(Lines of data)
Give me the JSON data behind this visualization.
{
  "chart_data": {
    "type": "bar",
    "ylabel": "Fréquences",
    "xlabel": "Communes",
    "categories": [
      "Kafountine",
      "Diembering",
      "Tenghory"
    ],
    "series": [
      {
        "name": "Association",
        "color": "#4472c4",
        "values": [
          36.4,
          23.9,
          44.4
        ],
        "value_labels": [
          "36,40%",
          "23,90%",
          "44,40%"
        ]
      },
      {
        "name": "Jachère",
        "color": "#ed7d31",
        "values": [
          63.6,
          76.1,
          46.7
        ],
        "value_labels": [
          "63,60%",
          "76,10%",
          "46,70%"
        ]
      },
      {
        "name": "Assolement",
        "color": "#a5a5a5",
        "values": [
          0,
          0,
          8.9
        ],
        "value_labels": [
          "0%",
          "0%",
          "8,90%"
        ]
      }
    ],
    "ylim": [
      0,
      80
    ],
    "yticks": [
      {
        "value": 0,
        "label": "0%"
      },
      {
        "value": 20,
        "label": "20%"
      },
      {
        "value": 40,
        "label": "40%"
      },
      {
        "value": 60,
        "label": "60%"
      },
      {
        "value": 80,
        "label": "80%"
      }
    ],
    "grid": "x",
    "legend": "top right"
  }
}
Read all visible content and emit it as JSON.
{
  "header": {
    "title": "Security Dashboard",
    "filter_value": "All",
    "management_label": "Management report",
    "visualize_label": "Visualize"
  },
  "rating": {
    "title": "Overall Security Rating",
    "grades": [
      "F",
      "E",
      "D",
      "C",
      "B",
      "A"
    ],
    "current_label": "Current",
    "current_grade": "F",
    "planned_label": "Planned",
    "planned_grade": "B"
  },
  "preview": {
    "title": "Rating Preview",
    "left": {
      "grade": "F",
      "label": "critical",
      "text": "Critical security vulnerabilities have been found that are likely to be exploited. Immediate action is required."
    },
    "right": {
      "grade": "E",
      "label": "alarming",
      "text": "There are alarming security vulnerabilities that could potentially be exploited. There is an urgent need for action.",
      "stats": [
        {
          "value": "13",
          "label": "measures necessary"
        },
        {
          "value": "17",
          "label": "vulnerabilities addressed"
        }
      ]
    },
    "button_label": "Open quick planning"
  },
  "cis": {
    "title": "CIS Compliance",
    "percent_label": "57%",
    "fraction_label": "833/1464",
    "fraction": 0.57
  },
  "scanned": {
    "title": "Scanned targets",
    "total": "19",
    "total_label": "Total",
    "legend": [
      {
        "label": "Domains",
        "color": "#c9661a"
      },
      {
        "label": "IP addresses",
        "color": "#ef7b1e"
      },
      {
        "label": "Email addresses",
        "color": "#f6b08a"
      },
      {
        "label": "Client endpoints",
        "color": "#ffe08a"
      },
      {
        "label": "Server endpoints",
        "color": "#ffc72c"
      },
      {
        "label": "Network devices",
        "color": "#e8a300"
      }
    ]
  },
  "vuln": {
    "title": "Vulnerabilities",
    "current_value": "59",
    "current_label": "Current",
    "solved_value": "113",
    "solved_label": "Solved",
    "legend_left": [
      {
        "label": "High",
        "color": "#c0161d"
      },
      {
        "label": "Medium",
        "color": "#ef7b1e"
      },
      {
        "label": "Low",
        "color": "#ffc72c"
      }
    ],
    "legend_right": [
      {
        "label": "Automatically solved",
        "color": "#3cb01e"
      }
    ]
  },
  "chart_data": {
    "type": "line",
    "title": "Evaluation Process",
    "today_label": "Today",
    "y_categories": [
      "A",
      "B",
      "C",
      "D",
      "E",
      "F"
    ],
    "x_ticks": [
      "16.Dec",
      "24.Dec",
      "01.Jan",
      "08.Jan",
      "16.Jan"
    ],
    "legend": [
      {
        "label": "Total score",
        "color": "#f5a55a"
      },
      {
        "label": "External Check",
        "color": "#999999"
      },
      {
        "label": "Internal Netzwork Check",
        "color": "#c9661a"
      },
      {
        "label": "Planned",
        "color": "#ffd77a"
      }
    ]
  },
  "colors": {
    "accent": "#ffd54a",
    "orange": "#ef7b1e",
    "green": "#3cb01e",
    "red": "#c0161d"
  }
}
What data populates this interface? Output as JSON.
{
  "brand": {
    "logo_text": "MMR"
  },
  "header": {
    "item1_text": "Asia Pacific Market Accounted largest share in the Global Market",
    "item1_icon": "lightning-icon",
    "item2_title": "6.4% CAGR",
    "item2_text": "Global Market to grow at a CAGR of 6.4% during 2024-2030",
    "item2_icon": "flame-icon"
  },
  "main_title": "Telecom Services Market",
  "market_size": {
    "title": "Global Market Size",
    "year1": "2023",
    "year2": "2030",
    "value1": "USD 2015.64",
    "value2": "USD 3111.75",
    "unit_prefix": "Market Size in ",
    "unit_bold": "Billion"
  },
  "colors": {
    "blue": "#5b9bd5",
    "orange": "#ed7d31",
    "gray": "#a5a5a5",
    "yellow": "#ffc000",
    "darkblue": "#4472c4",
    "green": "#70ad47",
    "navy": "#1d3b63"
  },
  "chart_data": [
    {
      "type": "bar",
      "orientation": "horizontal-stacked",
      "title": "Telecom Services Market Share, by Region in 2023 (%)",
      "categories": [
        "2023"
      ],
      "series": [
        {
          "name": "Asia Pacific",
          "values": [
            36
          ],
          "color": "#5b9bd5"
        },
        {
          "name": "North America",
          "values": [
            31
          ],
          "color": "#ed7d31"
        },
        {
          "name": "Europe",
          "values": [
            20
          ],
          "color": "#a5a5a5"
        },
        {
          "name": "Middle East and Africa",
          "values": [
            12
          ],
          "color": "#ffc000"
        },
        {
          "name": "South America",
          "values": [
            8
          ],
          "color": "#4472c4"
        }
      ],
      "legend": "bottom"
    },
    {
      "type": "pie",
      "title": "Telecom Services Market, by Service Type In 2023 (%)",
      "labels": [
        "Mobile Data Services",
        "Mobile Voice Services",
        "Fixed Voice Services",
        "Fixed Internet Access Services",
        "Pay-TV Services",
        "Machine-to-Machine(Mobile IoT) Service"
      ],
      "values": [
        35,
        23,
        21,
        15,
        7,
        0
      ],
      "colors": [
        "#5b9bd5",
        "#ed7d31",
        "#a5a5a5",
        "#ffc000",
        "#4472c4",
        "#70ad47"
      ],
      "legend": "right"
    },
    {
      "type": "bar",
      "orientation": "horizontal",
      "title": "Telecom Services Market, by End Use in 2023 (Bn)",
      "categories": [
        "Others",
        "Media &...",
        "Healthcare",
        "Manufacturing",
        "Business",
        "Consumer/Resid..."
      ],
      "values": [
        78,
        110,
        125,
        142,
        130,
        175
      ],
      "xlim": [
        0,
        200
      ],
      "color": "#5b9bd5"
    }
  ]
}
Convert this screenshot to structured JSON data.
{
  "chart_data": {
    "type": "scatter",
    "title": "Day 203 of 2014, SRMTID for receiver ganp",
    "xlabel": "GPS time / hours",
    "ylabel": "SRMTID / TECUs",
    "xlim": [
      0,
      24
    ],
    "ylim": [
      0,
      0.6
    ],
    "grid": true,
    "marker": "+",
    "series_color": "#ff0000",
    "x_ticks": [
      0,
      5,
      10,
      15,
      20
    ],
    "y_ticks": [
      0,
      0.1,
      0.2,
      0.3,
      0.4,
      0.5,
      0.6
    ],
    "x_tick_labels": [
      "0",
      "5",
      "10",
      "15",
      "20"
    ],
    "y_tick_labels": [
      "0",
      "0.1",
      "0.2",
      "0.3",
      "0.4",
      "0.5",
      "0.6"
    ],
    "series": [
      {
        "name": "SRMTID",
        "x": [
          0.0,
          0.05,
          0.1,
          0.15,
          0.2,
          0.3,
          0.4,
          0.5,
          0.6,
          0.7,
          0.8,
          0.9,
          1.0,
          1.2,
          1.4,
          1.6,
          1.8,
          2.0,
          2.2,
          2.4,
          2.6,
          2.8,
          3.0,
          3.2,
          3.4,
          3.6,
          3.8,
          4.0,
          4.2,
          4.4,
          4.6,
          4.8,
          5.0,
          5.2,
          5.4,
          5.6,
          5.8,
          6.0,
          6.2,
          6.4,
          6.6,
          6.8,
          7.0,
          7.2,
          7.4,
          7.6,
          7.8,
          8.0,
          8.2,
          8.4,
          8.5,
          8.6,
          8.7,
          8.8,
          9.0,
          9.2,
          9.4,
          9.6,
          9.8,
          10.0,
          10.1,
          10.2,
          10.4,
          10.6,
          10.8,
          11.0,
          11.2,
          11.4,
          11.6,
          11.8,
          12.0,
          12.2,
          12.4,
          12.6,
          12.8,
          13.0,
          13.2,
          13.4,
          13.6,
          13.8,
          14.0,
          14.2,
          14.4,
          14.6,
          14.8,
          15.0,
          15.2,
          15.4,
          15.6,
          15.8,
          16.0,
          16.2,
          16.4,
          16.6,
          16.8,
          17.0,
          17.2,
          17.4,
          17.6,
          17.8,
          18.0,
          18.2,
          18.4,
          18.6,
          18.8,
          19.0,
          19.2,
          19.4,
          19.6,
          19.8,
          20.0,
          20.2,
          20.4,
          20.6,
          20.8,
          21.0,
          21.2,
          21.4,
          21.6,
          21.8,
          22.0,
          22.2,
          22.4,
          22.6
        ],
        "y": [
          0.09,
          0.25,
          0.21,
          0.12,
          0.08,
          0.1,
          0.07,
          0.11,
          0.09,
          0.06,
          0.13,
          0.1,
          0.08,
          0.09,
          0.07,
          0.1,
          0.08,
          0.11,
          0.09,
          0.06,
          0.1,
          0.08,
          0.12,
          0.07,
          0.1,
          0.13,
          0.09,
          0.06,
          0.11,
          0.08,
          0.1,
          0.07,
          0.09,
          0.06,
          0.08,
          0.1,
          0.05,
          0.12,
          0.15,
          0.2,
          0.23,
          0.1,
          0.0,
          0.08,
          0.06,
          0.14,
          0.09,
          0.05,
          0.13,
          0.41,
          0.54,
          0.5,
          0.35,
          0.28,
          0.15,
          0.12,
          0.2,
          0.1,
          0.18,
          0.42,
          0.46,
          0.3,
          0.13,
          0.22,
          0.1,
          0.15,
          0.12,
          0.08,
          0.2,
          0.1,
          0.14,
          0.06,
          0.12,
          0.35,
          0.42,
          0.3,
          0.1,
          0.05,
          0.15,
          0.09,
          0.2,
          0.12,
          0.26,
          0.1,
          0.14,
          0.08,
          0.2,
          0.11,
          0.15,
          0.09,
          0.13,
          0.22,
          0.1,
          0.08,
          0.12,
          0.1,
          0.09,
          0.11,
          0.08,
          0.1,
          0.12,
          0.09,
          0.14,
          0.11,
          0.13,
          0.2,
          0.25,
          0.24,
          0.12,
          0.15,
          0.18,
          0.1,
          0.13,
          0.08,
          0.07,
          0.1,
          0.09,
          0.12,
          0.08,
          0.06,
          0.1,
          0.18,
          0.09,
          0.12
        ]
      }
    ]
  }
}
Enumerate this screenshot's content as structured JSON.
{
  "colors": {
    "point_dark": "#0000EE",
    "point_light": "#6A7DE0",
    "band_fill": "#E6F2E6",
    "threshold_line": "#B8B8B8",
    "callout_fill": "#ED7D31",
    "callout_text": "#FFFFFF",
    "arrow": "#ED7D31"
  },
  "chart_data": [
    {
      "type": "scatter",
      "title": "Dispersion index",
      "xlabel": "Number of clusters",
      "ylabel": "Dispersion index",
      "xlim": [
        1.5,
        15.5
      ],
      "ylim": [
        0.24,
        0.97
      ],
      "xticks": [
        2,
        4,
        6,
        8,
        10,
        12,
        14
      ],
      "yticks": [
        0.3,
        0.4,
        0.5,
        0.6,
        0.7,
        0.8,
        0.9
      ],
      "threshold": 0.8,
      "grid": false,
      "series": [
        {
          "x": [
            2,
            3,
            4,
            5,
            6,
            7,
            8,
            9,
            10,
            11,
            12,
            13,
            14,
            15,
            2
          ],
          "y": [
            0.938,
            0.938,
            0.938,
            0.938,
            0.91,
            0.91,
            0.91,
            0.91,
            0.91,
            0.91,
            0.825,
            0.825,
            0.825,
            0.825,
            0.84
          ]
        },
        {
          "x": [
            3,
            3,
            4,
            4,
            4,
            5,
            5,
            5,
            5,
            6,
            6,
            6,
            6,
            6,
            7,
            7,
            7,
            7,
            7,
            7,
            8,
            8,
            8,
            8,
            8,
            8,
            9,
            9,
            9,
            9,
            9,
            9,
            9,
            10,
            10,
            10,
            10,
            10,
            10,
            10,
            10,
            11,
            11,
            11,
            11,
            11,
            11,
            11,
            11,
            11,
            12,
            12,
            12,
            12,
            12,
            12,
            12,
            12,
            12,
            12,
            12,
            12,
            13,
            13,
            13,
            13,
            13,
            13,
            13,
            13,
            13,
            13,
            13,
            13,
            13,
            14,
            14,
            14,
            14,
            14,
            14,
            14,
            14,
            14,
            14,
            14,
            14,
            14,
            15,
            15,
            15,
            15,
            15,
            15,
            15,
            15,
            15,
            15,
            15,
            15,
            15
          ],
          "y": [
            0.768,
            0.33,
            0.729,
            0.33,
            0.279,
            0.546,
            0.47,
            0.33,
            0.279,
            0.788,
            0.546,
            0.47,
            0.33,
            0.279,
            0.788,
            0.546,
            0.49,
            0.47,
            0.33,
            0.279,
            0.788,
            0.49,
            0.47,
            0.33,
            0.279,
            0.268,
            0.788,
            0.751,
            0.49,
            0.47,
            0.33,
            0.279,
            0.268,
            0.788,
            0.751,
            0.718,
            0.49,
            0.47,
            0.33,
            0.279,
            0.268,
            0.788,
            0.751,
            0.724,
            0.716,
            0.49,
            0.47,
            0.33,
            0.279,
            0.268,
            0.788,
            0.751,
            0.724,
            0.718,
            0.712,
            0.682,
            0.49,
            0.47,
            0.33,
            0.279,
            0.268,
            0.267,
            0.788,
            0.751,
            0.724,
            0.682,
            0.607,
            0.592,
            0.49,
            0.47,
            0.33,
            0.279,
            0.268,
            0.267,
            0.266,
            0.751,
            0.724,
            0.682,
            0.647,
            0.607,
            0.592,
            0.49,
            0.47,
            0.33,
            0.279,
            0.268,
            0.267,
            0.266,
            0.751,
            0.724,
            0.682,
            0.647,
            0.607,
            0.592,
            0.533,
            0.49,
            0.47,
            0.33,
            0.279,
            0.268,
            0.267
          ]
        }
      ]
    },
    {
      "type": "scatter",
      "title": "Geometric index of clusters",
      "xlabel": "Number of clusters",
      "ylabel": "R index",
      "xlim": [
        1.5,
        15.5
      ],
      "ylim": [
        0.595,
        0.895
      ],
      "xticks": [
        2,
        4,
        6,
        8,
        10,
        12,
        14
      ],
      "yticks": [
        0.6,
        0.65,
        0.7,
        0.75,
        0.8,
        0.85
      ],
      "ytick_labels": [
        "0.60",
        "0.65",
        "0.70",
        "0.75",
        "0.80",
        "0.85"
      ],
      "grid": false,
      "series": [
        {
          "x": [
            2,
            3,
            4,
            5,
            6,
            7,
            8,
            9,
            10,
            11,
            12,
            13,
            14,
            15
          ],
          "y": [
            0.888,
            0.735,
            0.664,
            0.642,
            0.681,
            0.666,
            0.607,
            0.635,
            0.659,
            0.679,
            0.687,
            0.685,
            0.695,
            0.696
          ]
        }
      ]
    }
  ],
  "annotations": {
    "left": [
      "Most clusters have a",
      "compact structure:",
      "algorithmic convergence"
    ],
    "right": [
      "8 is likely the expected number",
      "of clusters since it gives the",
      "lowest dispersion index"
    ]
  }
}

Stated task:
Report the number of lines above that contain the word "icon", and only that number.

Answer for the task:
2